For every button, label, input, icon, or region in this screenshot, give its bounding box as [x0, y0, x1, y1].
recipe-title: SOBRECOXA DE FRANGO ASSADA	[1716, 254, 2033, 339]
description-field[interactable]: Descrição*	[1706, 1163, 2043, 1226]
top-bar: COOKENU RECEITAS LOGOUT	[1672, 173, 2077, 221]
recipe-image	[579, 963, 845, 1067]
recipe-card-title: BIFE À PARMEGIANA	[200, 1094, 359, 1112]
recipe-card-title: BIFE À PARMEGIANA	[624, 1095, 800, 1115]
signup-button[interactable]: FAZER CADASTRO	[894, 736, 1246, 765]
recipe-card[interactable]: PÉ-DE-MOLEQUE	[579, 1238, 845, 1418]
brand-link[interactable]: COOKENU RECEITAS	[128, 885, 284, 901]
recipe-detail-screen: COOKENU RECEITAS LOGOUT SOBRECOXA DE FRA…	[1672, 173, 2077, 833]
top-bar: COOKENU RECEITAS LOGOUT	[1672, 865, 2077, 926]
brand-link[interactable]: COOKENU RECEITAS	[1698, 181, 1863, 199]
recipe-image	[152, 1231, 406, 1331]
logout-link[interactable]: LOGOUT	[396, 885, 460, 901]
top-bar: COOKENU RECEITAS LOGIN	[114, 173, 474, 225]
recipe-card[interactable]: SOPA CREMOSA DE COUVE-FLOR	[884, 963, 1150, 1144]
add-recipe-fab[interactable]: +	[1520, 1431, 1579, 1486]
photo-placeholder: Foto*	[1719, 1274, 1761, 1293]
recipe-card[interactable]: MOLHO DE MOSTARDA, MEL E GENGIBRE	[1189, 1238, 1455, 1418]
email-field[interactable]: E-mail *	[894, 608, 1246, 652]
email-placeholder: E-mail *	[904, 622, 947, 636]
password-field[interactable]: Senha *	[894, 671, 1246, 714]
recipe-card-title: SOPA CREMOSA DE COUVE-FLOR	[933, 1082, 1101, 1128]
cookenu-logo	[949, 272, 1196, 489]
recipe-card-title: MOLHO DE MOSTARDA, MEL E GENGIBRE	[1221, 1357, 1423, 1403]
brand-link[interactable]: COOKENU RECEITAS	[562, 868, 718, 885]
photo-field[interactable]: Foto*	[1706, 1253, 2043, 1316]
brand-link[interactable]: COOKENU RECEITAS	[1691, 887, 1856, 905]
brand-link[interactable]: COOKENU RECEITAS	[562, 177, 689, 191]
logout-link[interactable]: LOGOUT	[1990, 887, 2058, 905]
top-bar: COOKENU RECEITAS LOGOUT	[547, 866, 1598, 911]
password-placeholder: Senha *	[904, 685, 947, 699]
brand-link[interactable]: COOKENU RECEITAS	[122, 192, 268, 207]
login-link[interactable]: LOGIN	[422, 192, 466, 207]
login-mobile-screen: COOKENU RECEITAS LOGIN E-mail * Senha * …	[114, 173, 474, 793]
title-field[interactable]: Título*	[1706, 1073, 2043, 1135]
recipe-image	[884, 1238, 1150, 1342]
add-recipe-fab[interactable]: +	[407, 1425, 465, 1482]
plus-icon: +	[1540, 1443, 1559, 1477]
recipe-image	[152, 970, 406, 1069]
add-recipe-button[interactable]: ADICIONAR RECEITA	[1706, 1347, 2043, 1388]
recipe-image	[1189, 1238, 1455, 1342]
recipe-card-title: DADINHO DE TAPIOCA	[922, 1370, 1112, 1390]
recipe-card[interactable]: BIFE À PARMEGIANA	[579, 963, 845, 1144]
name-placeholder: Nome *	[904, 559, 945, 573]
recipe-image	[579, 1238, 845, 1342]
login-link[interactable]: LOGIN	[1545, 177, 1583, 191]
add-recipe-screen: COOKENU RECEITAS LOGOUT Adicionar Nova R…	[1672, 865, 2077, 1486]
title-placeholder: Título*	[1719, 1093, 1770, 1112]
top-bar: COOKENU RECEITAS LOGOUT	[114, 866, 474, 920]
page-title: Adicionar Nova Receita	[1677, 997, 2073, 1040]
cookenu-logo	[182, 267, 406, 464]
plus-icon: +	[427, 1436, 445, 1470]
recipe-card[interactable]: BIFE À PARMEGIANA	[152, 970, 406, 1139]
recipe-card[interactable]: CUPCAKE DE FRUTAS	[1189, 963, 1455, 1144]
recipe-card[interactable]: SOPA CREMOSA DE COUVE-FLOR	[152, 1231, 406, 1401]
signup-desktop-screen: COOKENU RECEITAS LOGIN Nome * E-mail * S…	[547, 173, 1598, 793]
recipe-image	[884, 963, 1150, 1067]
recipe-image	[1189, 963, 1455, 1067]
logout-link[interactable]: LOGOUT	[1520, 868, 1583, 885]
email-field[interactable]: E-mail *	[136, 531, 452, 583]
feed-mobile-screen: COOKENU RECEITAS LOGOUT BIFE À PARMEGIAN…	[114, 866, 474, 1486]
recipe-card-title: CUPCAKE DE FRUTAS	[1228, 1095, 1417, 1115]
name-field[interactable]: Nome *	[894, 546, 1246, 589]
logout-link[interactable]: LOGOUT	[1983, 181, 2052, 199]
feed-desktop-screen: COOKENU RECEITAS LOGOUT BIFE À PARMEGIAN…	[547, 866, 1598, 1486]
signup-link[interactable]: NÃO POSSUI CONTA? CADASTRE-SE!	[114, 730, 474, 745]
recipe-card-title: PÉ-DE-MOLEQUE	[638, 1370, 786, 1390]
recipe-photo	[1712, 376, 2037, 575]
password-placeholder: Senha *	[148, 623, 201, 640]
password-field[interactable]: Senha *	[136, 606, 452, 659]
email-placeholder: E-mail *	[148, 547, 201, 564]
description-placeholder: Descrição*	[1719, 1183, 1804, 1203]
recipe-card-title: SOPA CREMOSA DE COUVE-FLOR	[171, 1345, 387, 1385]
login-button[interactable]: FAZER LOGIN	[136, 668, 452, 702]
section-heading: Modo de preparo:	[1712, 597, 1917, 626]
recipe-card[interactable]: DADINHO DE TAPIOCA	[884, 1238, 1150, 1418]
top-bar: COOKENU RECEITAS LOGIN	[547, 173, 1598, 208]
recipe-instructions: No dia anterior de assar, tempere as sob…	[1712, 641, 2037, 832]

====

- What you will do
Reproduce all the rows above, changing every "brand-link" to "home-link" and leaving everything else untouched.

- Answer
For every button, label, input, icon, or region in this screenshot, give its bounding box as [x0, y0, x1, y1].
recipe-title: SOBRECOXA DE FRANGO ASSADA	[1716, 254, 2033, 339]
description-field[interactable]: Descrição*	[1706, 1163, 2043, 1226]
top-bar: COOKENU RECEITAS LOGOUT	[1672, 173, 2077, 221]
recipe-image	[579, 963, 845, 1067]
recipe-card-title: BIFE À PARMEGIANA	[200, 1094, 359, 1112]
recipe-card-title: BIFE À PARMEGIANA	[624, 1095, 800, 1115]
signup-button[interactable]: FAZER CADASTRO	[894, 736, 1246, 765]
recipe-card[interactable]: PÉ-DE-MOLEQUE	[579, 1238, 845, 1418]
home-link[interactable]: COOKENU RECEITAS	[128, 885, 284, 901]
recipe-detail-screen: COOKENU RECEITAS LOGOUT SOBRECOXA DE FRA…	[1672, 173, 2077, 833]
top-bar: COOKENU RECEITAS LOGOUT	[1672, 865, 2077, 926]
home-link[interactable]: COOKENU RECEITAS	[1698, 181, 1863, 199]
recipe-image	[152, 1231, 406, 1331]
logout-link[interactable]: LOGOUT	[396, 885, 460, 901]
top-bar: COOKENU RECEITAS LOGIN	[114, 173, 474, 225]
recipe-card[interactable]: SOPA CREMOSA DE COUVE-FLOR	[884, 963, 1150, 1144]
add-recipe-fab[interactable]: +	[1520, 1431, 1579, 1486]
photo-placeholder: Foto*	[1719, 1274, 1761, 1293]
recipe-card[interactable]: MOLHO DE MOSTARDA, MEL E GENGIBRE	[1189, 1238, 1455, 1418]
email-field[interactable]: E-mail *	[894, 608, 1246, 652]
email-placeholder: E-mail *	[904, 622, 947, 636]
password-field[interactable]: Senha *	[894, 671, 1246, 714]
recipe-card-title: SOPA CREMOSA DE COUVE-FLOR	[933, 1082, 1101, 1128]
cookenu-logo	[949, 272, 1196, 489]
recipe-card-title: MOLHO DE MOSTARDA, MEL E GENGIBRE	[1221, 1357, 1423, 1403]
home-link[interactable]: COOKENU RECEITAS	[562, 868, 718, 885]
photo-field[interactable]: Foto*	[1706, 1253, 2043, 1316]
home-link[interactable]: COOKENU RECEITAS	[1691, 887, 1856, 905]
home-link[interactable]: COOKENU RECEITAS	[562, 177, 689, 191]
logout-link[interactable]: LOGOUT	[1990, 887, 2058, 905]
top-bar: COOKENU RECEITAS LOGOUT	[547, 866, 1598, 911]
password-placeholder: Senha *	[904, 685, 947, 699]
home-link[interactable]: COOKENU RECEITAS	[122, 192, 268, 207]
login-link[interactable]: LOGIN	[422, 192, 466, 207]
login-mobile-screen: COOKENU RECEITAS LOGIN E-mail * Senha * …	[114, 173, 474, 793]
title-field[interactable]: Título*	[1706, 1073, 2043, 1135]
recipe-image	[884, 1238, 1150, 1342]
add-recipe-fab[interactable]: +	[407, 1425, 465, 1482]
plus-icon: +	[1540, 1443, 1559, 1477]
recipe-image	[152, 970, 406, 1069]
add-recipe-button[interactable]: ADICIONAR RECEITA	[1706, 1347, 2043, 1388]
recipe-image	[1189, 1238, 1455, 1342]
recipe-card-title: DADINHO DE TAPIOCA	[922, 1370, 1112, 1390]
recipe-card[interactable]: BIFE À PARMEGIANA	[579, 963, 845, 1144]
name-placeholder: Nome *	[904, 559, 945, 573]
recipe-image	[579, 1238, 845, 1342]
login-link[interactable]: LOGIN	[1545, 177, 1583, 191]
add-recipe-screen: COOKENU RECEITAS LOGOUT Adicionar Nova R…	[1672, 865, 2077, 1486]
title-placeholder: Título*	[1719, 1093, 1770, 1112]
top-bar: COOKENU RECEITAS LOGOUT	[114, 866, 474, 920]
page-title: Adicionar Nova Receita	[1677, 997, 2073, 1040]
cookenu-logo	[182, 267, 406, 464]
plus-icon: +	[427, 1436, 445, 1470]
recipe-card[interactable]: BIFE À PARMEGIANA	[152, 970, 406, 1139]
recipe-card[interactable]: CUPCAKE DE FRUTAS	[1189, 963, 1455, 1144]
recipe-card[interactable]: SOPA CREMOSA DE COUVE-FLOR	[152, 1231, 406, 1401]
signup-desktop-screen: COOKENU RECEITAS LOGIN Nome * E-mail * S…	[547, 173, 1598, 793]
recipe-image	[884, 963, 1150, 1067]
recipe-image	[1189, 963, 1455, 1067]
logout-link[interactable]: LOGOUT	[1520, 868, 1583, 885]
email-field[interactable]: E-mail *	[136, 531, 452, 583]
feed-mobile-screen: COOKENU RECEITAS LOGOUT BIFE À PARMEGIAN…	[114, 866, 474, 1486]
recipe-card-title: CUPCAKE DE FRUTAS	[1228, 1095, 1417, 1115]
name-field[interactable]: Nome *	[894, 546, 1246, 589]
logout-link[interactable]: LOGOUT	[1983, 181, 2052, 199]
feed-desktop-screen: COOKENU RECEITAS LOGOUT BIFE À PARMEGIAN…	[547, 866, 1598, 1486]
signup-link[interactable]: NÃO POSSUI CONTA? CADASTRE-SE!	[114, 730, 474, 745]
recipe-card-title: PÉ-DE-MOLEQUE	[638, 1370, 786, 1390]
recipe-photo	[1712, 376, 2037, 575]
password-placeholder: Senha *	[148, 623, 201, 640]
password-field[interactable]: Senha *	[136, 606, 452, 659]
email-placeholder: E-mail *	[148, 547, 201, 564]
description-placeholder: Descrição*	[1719, 1183, 1804, 1203]
recipe-card-title: SOPA CREMOSA DE COUVE-FLOR	[171, 1345, 387, 1385]
login-button[interactable]: FAZER LOGIN	[136, 668, 452, 702]
section-heading: Modo de preparo:	[1712, 597, 1917, 626]
recipe-card[interactable]: DADINHO DE TAPIOCA	[884, 1238, 1150, 1418]
top-bar: COOKENU RECEITAS LOGIN	[547, 173, 1598, 208]
recipe-instructions: No dia anterior de assar, tempere as sob…	[1712, 641, 2037, 832]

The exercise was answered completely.